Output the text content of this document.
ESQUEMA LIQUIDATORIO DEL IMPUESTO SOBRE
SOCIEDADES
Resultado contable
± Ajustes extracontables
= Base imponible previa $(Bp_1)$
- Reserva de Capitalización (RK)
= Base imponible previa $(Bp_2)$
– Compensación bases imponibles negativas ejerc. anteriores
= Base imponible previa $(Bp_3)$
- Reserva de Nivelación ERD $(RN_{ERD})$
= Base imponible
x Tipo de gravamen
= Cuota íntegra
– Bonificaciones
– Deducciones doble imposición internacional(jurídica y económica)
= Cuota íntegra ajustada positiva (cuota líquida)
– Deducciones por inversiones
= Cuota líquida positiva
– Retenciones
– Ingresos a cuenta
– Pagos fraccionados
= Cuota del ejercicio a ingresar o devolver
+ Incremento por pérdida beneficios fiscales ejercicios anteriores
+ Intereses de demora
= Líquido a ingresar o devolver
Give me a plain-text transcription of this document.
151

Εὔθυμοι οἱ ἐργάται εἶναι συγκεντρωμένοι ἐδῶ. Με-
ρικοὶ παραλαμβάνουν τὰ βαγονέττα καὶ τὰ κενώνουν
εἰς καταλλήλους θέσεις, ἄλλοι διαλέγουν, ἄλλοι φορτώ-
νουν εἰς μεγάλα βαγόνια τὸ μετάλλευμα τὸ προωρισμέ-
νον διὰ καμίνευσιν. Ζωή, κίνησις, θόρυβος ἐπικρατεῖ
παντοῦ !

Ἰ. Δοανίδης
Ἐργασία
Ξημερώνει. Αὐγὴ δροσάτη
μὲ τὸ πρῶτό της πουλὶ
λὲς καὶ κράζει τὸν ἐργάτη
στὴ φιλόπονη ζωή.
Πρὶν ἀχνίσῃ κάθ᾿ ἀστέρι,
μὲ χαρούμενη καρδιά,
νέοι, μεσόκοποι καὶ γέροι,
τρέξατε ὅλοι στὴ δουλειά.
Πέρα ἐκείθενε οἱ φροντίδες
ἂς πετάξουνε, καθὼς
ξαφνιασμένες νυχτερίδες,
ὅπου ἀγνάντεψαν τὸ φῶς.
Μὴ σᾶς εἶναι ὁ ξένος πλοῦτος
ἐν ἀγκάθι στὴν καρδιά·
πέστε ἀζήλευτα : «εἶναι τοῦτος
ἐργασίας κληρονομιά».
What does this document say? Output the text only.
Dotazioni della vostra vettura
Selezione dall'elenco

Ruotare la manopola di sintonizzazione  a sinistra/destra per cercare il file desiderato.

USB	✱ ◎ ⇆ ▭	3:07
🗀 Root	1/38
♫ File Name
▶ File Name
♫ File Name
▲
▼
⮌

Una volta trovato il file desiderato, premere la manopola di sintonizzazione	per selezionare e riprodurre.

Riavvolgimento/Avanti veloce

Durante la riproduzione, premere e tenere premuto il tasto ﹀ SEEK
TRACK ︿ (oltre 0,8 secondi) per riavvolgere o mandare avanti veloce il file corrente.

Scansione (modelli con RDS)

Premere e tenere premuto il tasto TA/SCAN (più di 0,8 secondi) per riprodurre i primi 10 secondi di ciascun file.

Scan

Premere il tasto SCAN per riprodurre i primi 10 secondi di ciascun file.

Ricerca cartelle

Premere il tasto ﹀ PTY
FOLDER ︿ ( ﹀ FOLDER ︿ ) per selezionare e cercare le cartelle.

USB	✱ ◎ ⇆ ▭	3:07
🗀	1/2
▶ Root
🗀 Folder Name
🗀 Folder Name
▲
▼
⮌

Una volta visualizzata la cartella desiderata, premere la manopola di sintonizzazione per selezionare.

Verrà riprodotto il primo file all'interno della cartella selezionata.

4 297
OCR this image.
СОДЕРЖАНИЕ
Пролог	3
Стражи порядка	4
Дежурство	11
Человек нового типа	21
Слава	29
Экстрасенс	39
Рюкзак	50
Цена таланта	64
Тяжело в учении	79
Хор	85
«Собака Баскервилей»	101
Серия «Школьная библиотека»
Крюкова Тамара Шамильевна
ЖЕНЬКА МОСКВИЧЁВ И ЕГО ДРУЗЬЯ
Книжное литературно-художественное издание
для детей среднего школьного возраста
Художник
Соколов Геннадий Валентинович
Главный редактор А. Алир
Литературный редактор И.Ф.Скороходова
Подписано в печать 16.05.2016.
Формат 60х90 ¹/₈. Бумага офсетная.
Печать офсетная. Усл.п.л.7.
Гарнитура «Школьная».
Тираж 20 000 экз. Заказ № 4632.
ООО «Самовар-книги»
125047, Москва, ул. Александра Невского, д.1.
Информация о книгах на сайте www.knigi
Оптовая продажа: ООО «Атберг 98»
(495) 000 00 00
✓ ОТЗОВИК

------------

Please quote nothing but the lines from the line with "OCR this image." through the end of the data above, exactly as written, ends included.

▶ _Exercise answer_:
OCR this image.
СОДЕРЖАНИЕ
Пролог	3
Стражи порядка	4
Дежурство	11
Человек нового типа	21
Слава	29
Экстрасенс	39
Рюкзак	50
Цена таланта	64
Тяжело в учении	79
Хор	85
«Собака Баскервилей»	101
Серия «Школьная библиотека»
Крюкова Тамара Шамильевна
ЖЕНЬКА МОСКВИЧЁВ И ЕГО ДРУЗЬЯ
Книжное литературно-художественное издание
для детей среднего школьного возраста
Художник
Соколов Геннадий Валентинович
Главный редактор А. Алир
Литературный редактор И.Ф.Скороходова
Подписано в печать 16.05.2016.
Формат 60х90 ¹/₈. Бумага офсетная.
Печать офсетная. Усл.п.л.7.
Гарнитура «Школьная».
Тираж 20 000 экз. Заказ № 4632.
ООО «Самовар-книги»
125047, Москва, ул. Александра Невского, д.1.
Информация о книгах на сайте www.knigi
Оптовая продажа: ООО «Атберг 98»
(495) 000 00 00
✓ ОТЗОВИК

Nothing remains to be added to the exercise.